§ What the task requires
Find the lines holding the string "text" in the data, then copy all of them.

++++ Records for this exercise

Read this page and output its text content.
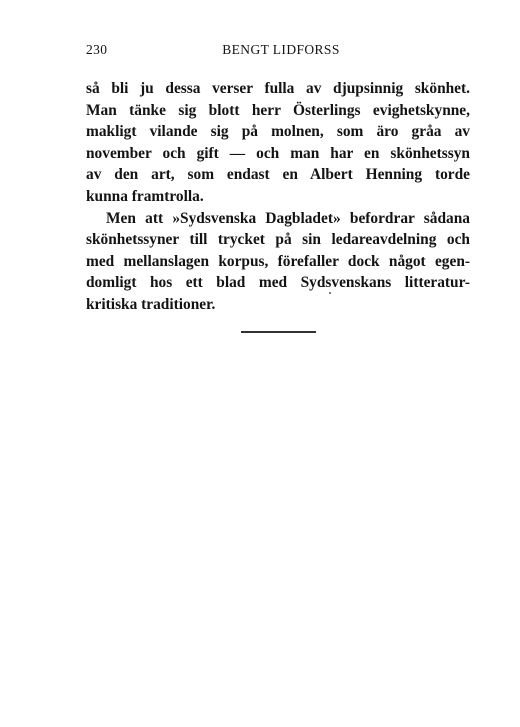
230	BENGT LIDFORSS
så bli ju dessa verser fulla av djupsinnig skönhet.
Man tänke sig blott herr Österlings evighetskynne,
makligt vilande sig på molnen, som äro gråa av
november och gift — och man har en skönhetssyn
av den art, som endast en Albert Henning torde
kunna framtrolla.
Men att »Sydsvenska Dagbladet» befordrar sådana
skönhetssyner till trycket på sin ledareavdelning och
med mellanslagen korpus, förefaller dock något egen-
domligt hos ett blad med Sydsvenskans litteratur-
kritiska traditioner.
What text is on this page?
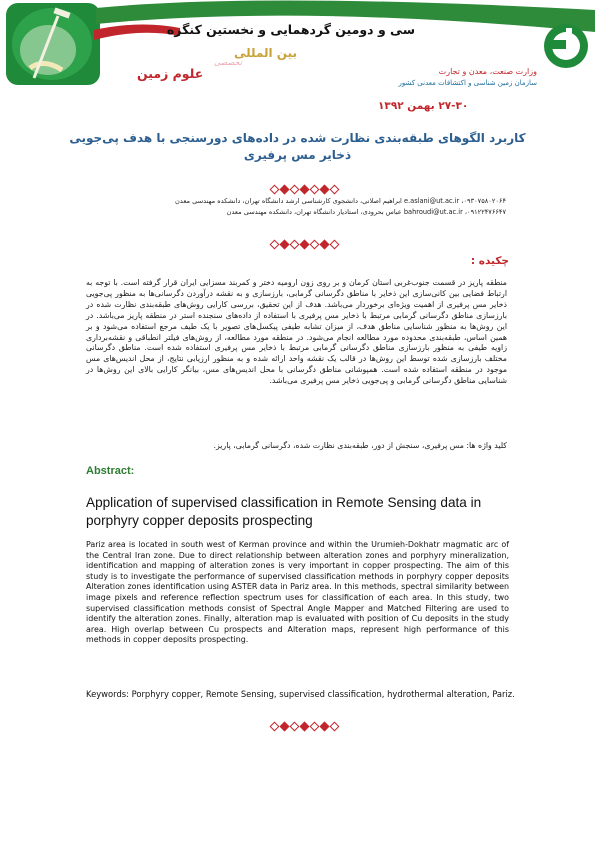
سی و دومین گردهمایی و نخستین کنگره
بین المللی
تخصصی
علوم زمین	وزارت صنعت، معدن و تجارت
سازمان زمین شناسی و اکتشافات معدنی کشور
۲۷-۳۰ بهمن ۱۳۹۲
کاربرد الگوهای طبقه‌بندی نظارت شده در داده‌های دورسنجی با هدف پی‌جویی ذخایر مس پرفیری
e.aslani@ut.ac.ir ،۰۹۳۰۷۵۸۰۲۰۶۴ ابراهیم اصلانی، دانشجوی کارشناسی ارشد دانشگاه تهران، دانشکده مهندسی معدن
bahroudi@ut.ac.ir ،۰۹۱۲۲۴۷۶۶۴۷ عباس بحرودی، استادیار دانشگاه تهران، دانشکده مهندسی معدن
چکیده :
منطقه پاریز در قسمت جنوب‌غربی استان کرمان و بر روی زون ارومیه دختر و کمربند مسزایی ایران قرار گرفته است. با توجه به ارتباط فضایی بین کانی‌سازی این ذخایر با مناطق دگرسانی گرمابی، بارزسازی و به نقشه درآوردن دگرسانی‌ها به منظور پی‌جویی ذخایر مس پرفیری از اهمیت ویژه‌ای برخوردار می‌باشد. هدف از این تحقیق، بررسی کارایی روش‌های طبقه‌بندی نظارت شده در بارزسازی مناطق دگرسانی گرمابی مرتبط با ذخایر مس پرفیری با استفاده از داده‌های سنجنده استر در منطقه پاریز می‌باشد. در این روش‌ها به منظور شناسایی مناطق هدف، از میزان تشابه طیفی پیکسل‌های تصویر با یک طیف مرجع استفاده می‌شود و بر همین اساس، طبقه‌بندی محدوده مورد مطالعه انجام می‌شود. در منطقه مورد مطالعه، از روش‌های فیلتر انطباقی و نقشه‌برداری زاویه طیفی به منظور بارزسازی مناطق دگرسانی گرمابی مرتبط با ذخایر مس پرفیری استفاده شده است. مناطق دگرسانی مختلف بارزسازی شده توسط این روش‌ها در قالب یک نقشه واحد ارائه شده و به منظور ارزیابی نتایج، از محل اندیس‌های مس موجود در منطقه استفاده شده است. همپوشانی مناطق دگرسانی با محل اندیس‌های مس، بیانگر کارایی بالای این روش‌ها در شناسایی مناطق دگرسانی گرمابی و پی‌جویی ذخایر مس پرفیری می‌باشد.
کلید واژه ها: مس پرفیری، سنجش از دور، طبقه‌بندی نظارت شده، دگرسانی گرمابی، پاریز.
Abstract:
Application of supervised classification in Remote Sensing data in porphyry copper deposits prospecting
Pariz area is located in south west of Kerman province and within the Urumieh-Dokhatr magmatic arc of the Central Iran zone. Due to direct relationship between alteration zones and porphyry mineralization, identification and mapping of alteration zones is very important in copper prospecting. The aim of this study is to investigate the performance of supervised classification methods in porphyry copper deposits Alteration zones identification using ASTER data in Pariz area. In this methods, spectral similarity between image pixels and reference reflection spectrum uses for classification of each area. In this study, two supervised classification methods consist of Spectral Angle Mapper and Matched Filtering are used to identify the alteration zones. Finally, alteration map is evaluated with position of Cu deposits in the study area. High overlap between Cu prospects and Alteration maps, represent high performance of this methods in copper deposits prospecting.
Keywords: Porphyry copper, Remote Sensing, supervised classification, hydrothermal alteration, Pariz.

++++++++

§ Output of the task
Read this page and output its text content.
What text is on this page?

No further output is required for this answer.